• What is expected
Show all lines from the data that include the word "watermark".

>> START Data supplied

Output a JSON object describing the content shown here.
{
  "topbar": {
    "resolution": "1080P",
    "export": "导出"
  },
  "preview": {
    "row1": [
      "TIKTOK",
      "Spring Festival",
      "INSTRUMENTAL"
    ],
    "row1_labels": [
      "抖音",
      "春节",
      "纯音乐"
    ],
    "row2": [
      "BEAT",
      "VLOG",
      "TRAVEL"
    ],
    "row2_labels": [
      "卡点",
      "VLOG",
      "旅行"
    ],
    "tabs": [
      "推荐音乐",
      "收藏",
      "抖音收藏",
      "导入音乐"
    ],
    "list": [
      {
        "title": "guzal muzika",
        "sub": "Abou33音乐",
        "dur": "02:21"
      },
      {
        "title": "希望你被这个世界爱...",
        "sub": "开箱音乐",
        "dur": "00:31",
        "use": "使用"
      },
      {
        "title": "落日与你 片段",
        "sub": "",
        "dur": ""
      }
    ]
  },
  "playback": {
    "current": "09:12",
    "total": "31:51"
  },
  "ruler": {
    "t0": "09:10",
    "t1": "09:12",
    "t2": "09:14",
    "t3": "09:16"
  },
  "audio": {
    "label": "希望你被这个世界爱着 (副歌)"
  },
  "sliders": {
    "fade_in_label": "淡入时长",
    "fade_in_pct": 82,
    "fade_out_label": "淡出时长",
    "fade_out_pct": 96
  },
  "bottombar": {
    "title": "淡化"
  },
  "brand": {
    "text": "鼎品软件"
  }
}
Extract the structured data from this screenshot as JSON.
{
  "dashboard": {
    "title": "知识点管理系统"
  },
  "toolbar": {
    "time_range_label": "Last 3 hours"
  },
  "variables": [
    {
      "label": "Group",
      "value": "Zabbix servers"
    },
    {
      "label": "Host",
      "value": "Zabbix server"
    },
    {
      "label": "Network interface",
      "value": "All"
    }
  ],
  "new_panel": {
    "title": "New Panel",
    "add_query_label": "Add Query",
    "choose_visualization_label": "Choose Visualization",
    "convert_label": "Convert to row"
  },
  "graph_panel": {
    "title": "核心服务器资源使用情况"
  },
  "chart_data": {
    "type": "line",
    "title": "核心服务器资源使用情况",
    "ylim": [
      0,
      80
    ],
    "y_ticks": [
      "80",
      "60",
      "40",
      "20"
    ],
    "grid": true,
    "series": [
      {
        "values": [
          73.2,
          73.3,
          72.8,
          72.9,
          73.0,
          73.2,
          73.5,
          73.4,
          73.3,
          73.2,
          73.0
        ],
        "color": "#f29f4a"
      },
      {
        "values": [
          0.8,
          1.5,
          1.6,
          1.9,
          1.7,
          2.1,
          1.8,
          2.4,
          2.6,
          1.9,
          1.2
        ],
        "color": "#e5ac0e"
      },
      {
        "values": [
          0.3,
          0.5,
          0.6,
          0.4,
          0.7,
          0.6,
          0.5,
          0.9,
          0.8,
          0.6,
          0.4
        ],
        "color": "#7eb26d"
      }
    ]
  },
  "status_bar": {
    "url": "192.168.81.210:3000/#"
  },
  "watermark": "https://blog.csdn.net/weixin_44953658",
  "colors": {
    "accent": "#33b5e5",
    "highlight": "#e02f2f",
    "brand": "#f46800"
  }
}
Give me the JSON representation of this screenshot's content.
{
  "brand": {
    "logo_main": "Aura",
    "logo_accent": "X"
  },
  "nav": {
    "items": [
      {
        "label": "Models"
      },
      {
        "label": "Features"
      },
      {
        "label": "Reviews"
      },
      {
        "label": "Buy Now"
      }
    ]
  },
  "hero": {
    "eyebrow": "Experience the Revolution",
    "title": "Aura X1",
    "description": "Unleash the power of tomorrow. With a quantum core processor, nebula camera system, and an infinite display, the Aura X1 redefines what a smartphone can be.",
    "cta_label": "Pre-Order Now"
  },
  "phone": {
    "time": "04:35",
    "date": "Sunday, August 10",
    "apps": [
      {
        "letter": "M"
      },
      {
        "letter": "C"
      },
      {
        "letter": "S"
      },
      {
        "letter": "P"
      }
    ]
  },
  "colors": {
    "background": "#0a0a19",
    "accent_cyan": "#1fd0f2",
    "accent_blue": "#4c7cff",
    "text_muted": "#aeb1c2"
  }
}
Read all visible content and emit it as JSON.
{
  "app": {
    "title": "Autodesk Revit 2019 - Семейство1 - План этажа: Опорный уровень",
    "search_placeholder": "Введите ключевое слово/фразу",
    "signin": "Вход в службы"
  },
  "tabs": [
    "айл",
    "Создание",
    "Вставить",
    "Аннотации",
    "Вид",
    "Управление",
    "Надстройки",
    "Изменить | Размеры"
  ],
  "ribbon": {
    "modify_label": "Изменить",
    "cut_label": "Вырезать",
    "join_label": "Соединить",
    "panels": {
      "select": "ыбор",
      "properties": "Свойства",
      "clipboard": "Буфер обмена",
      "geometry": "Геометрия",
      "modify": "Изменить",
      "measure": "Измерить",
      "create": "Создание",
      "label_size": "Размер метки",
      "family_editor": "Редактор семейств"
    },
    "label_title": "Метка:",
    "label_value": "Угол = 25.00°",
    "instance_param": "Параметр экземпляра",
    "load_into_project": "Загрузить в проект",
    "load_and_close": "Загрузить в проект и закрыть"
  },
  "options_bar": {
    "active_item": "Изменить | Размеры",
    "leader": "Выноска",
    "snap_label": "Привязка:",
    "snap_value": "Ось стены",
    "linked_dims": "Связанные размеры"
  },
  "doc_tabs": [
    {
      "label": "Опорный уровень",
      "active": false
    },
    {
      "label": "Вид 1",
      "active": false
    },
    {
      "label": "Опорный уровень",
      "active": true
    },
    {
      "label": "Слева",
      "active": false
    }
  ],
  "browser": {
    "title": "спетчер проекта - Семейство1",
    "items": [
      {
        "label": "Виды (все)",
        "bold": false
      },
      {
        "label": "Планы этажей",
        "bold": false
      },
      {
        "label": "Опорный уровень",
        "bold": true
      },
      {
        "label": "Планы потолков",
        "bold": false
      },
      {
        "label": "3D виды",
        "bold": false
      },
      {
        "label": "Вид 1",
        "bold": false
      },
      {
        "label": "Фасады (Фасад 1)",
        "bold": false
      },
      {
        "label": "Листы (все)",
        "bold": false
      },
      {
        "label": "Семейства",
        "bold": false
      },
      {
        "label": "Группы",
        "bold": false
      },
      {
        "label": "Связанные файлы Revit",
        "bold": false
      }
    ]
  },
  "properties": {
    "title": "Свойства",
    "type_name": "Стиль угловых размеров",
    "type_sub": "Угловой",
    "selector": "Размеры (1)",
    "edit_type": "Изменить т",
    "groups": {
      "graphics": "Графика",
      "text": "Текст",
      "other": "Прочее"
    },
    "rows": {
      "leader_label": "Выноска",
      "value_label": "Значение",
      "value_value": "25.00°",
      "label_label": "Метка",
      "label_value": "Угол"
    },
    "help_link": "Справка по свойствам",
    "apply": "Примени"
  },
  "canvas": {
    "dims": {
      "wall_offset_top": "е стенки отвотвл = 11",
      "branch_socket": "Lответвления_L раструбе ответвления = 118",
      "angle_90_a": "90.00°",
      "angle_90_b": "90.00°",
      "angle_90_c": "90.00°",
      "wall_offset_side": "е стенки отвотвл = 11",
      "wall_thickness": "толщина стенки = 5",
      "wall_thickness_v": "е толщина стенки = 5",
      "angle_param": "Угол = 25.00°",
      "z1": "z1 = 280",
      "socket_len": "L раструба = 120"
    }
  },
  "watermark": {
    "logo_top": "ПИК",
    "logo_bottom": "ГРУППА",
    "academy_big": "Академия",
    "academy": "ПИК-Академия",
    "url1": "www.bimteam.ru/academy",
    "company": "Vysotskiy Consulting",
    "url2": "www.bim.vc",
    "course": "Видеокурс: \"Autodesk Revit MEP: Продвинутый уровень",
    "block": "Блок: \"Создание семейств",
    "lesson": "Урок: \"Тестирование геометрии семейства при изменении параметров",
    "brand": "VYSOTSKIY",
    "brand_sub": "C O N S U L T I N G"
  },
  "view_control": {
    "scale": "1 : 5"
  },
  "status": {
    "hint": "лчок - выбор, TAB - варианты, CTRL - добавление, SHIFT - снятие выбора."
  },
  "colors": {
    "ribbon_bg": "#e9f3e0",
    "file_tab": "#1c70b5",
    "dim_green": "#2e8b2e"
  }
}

>> END Data supplied

• The result
  "watermark": "https://blog.csdn.net/weixin_44953658",
  "watermark": {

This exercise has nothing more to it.